Goal: Tally up how many lines in the listing below contain the string "would", and give only the total.

Records for this task:
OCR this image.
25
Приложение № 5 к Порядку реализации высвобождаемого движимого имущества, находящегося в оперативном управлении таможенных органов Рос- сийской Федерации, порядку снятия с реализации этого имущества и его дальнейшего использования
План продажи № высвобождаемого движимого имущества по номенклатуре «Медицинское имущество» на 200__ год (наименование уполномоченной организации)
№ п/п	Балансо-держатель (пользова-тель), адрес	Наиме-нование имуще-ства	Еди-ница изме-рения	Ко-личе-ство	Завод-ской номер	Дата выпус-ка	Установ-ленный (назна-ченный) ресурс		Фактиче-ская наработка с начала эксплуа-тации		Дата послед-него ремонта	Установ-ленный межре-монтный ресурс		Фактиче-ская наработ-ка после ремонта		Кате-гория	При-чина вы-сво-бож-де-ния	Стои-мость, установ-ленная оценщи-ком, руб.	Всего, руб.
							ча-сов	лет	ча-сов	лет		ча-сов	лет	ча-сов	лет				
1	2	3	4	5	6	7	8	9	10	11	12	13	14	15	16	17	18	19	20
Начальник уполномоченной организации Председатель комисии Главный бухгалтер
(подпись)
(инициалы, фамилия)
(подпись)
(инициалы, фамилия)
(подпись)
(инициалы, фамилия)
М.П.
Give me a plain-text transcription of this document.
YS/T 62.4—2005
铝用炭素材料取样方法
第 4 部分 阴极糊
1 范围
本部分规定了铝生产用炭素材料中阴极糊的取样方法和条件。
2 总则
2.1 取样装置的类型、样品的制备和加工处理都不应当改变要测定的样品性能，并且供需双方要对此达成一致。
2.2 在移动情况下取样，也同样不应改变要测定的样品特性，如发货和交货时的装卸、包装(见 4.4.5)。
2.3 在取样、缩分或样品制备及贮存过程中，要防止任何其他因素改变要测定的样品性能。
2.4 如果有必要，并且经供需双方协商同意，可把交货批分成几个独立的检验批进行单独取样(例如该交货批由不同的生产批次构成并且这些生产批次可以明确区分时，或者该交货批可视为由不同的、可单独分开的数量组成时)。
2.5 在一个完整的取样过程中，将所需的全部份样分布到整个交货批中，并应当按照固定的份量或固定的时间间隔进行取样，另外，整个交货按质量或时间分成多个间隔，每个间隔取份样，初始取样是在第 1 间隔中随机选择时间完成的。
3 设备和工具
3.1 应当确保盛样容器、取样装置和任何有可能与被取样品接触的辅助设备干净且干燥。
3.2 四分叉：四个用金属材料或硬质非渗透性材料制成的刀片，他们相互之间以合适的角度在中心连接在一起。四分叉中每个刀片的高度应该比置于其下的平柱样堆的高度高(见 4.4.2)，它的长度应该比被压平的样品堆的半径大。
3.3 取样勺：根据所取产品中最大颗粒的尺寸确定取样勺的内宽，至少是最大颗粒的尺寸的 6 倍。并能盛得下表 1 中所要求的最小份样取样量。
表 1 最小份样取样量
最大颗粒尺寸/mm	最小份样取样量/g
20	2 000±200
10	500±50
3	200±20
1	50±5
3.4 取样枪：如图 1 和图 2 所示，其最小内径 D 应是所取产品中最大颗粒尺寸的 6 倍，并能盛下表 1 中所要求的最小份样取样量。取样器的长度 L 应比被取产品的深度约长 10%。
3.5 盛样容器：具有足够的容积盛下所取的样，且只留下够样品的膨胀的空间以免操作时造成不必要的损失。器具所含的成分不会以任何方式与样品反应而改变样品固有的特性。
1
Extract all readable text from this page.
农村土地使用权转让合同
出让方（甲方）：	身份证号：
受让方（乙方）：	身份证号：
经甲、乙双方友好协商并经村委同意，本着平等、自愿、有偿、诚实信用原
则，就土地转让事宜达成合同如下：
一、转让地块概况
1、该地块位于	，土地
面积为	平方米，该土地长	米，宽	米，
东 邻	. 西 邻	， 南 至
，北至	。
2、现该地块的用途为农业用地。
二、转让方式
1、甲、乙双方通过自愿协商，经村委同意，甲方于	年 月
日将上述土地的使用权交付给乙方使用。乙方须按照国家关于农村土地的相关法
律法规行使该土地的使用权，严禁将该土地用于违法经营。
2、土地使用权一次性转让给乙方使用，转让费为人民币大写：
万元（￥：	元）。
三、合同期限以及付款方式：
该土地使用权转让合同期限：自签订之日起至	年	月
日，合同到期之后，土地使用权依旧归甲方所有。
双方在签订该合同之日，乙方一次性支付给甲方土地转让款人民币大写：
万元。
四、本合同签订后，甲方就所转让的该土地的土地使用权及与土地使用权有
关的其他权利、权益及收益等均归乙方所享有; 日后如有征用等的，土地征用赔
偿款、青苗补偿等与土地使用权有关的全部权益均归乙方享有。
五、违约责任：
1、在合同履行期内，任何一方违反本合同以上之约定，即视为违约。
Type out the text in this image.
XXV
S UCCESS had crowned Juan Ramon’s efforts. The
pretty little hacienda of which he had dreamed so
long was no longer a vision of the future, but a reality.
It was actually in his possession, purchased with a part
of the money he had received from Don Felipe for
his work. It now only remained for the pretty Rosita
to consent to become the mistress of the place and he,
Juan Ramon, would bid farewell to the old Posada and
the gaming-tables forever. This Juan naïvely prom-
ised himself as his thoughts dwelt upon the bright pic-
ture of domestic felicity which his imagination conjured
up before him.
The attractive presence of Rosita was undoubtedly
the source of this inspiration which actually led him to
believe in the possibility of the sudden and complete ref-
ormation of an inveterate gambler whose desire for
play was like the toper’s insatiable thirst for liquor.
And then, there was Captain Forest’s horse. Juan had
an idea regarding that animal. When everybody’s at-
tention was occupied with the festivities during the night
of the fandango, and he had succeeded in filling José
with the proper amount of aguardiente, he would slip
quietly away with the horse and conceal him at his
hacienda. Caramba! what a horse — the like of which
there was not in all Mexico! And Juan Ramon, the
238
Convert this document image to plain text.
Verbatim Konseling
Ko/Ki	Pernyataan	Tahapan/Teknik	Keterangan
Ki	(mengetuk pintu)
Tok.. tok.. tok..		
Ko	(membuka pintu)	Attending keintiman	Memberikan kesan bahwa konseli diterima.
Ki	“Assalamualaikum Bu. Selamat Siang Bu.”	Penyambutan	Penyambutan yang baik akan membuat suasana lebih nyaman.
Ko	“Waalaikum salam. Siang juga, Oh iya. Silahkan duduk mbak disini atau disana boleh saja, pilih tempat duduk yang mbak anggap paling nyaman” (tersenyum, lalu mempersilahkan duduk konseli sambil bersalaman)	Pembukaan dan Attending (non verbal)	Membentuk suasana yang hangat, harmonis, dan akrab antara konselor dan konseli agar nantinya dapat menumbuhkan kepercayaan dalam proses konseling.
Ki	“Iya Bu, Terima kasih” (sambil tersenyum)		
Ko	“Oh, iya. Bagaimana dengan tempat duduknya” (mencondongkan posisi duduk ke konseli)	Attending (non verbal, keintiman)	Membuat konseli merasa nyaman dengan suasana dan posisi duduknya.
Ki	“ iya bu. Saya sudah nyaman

Task response: 2